▸ Reading passage:
The power of many giving a little ($1 – $3 per paycheck) keeps the fund solvent and the dream alive. The amount of each grant, funded from the Dr. Philip Terrell Excellence in Education Fund, has increased over the years since its inception in 2002.  

Dr. Philip Terrell, Dr. Carla J. Evers, Superintendent, Patty Cooper, Chief Academic Officer, Dr. Terrell’s daughters, Dr. Tyra Bailey and Dr. Tenneille Lamberth, and school administrators surprised each teacher in the presence of their students on Monday, November 8, 2021, to announce their grant selection and to award each a “check” for the grant amount up to $800.00. 

Educators in the Pass Christian School District are encouraged to participate in the annual Dr. Philip Terrell Excellence in Education Teacher Grant program by submitting their ideas for innovative ways to improve student achievement.

Barbara Swilley educator at Pass Christian High School, designed a project called “Spirit Store” where students will be designing and creating various items such as license plates, key chains, water bottles, t-shirts, and more and then selling and distributing the products for students, staff, and community members to purchase and show their school spirit throughout the school and community. Students will learn the concepts of marketing through this entire process.

Robyn Holder, educator at Pass Christian Elementary, will use her grant money to challenge the Pre-K students in the area of STEM by creating a hydroponic garden where students can learn the process of how plants grow and how food supply comes from farm to table. “Planting the seeds in Pre-K” aims to provide a hands-on approach to growing plants and produce in a hydroponic system and understand how the process can help the community.

▸ Source material:
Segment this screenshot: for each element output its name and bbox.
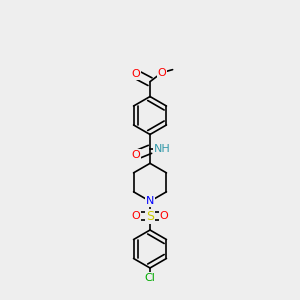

▸ Problem description:
In the teacher grant text above, copy out the passage from "Dr. Philip Terrell, Dr." up to and including "up to $800.00.", word for word.

▸ Completed task:
Dr. Philip Terrell, Dr. Carla J. Evers, Superintendent, Patty Cooper, Chief Academic Officer, Dr. Terrell’s daughters, Dr. Tyra Bailey and Dr. Tenneille Lamberth, and school administrators surprised each teacher in the presence of their students on Monday, November 8, 2021, to announce their grant selection and to award each a “check” for the grant amount up to $800.00.